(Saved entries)

——

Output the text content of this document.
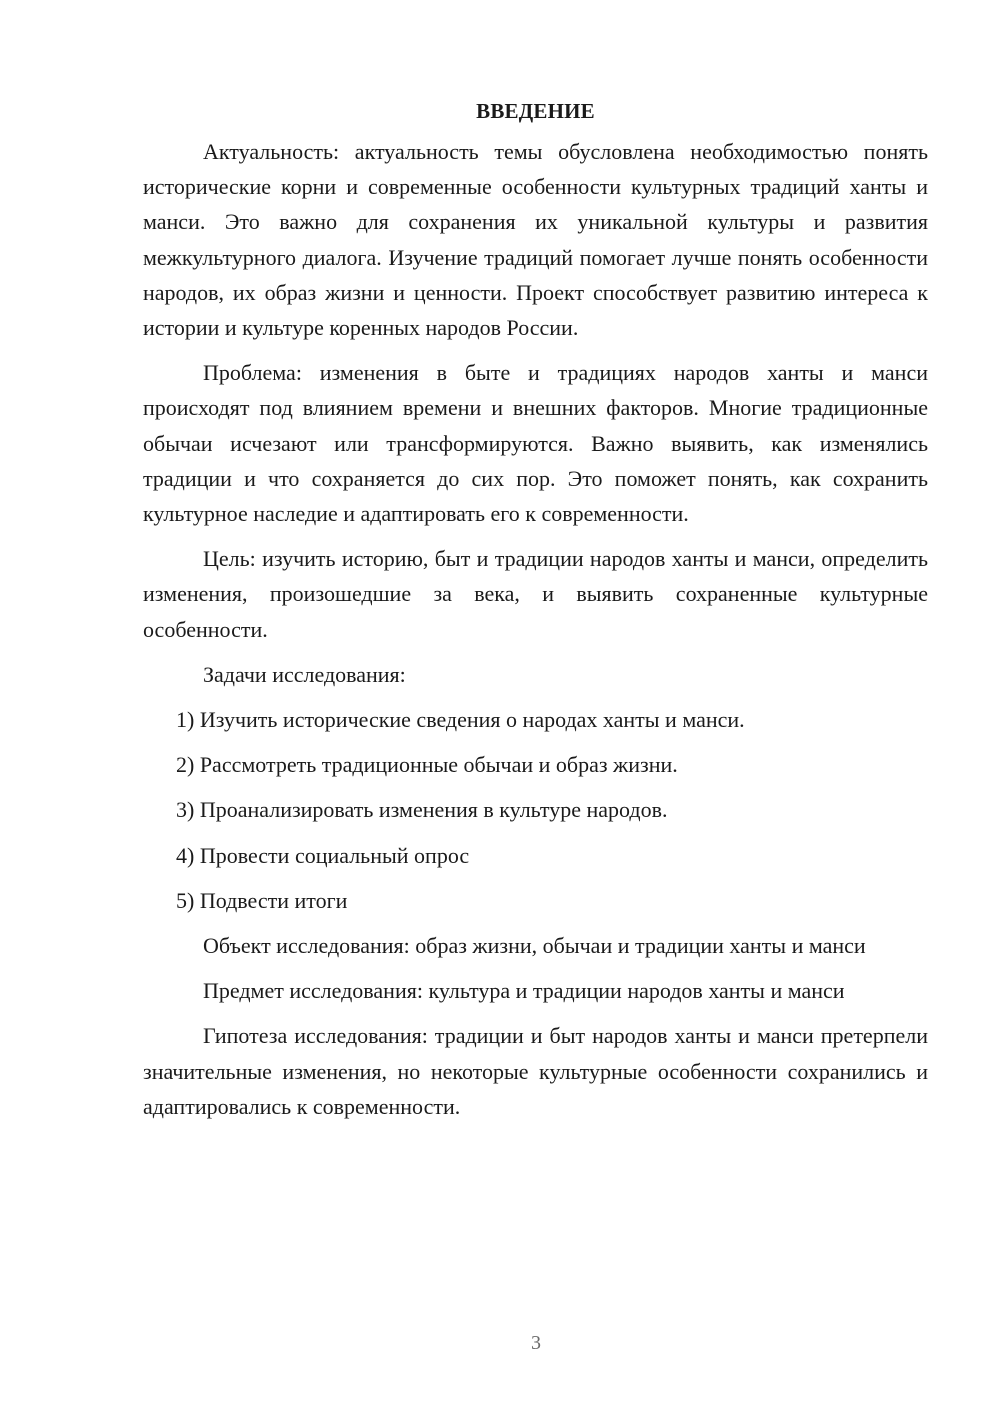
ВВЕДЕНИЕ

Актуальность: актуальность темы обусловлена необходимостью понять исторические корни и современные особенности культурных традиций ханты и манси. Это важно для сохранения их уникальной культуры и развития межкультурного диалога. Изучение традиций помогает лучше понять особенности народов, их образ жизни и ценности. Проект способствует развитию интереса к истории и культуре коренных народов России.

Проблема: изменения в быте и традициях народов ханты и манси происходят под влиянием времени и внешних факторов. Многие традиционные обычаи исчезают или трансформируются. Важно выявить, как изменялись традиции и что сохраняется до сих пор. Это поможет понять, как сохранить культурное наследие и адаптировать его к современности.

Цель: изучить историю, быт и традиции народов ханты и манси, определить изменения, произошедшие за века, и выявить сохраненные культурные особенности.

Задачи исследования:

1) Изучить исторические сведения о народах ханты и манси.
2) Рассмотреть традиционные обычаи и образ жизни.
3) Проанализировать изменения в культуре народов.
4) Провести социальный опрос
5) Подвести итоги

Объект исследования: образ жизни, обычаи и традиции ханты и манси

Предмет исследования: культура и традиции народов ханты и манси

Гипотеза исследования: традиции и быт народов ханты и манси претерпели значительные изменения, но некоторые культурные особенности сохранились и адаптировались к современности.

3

——

(Goal of the exercise) Copy out each record shown above without alteration, skipping any picture.

(Correct answer)
Output the text content of this document.
ВВЕДЕНИЕ

Актуальность: актуальность темы обусловлена необходимостью понять исторические корни и современные особенности культурных традиций ханты и манси. Это важно для сохранения их уникальной культуры и развития межкультурного диалога. Изучение традиций помогает лучше понять особенности народов, их образ жизни и ценности. Проект способствует развитию интереса к истории и культуре коренных народов России.

Проблема: изменения в быте и традициях народов ханты и манси происходят под влиянием времени и внешних факторов. Многие традиционные обычаи исчезают или трансформируются. Важно выявить, как изменялись традиции и что сохраняется до сих пор. Это поможет понять, как сохранить культурное наследие и адаптировать его к современности.

Цель: изучить историю, быт и традиции народов ханты и манси, определить изменения, произошедшие за века, и выявить сохраненные культурные особенности.

Задачи исследования:

1) Изучить исторические сведения о народах ханты и манси.
2) Рассмотреть традиционные обычаи и образ жизни.
3) Проанализировать изменения в культуре народов.
4) Провести социальный опрос
5) Подвести итоги

Объект исследования: образ жизни, обычаи и традиции ханты и манси

Предмет исследования: культура и традиции народов ханты и манси

Гипотеза исследования: традиции и быт народов ханты и манси претерпели значительные изменения, но некоторые культурные особенности сохранились и адаптировались к современности.

3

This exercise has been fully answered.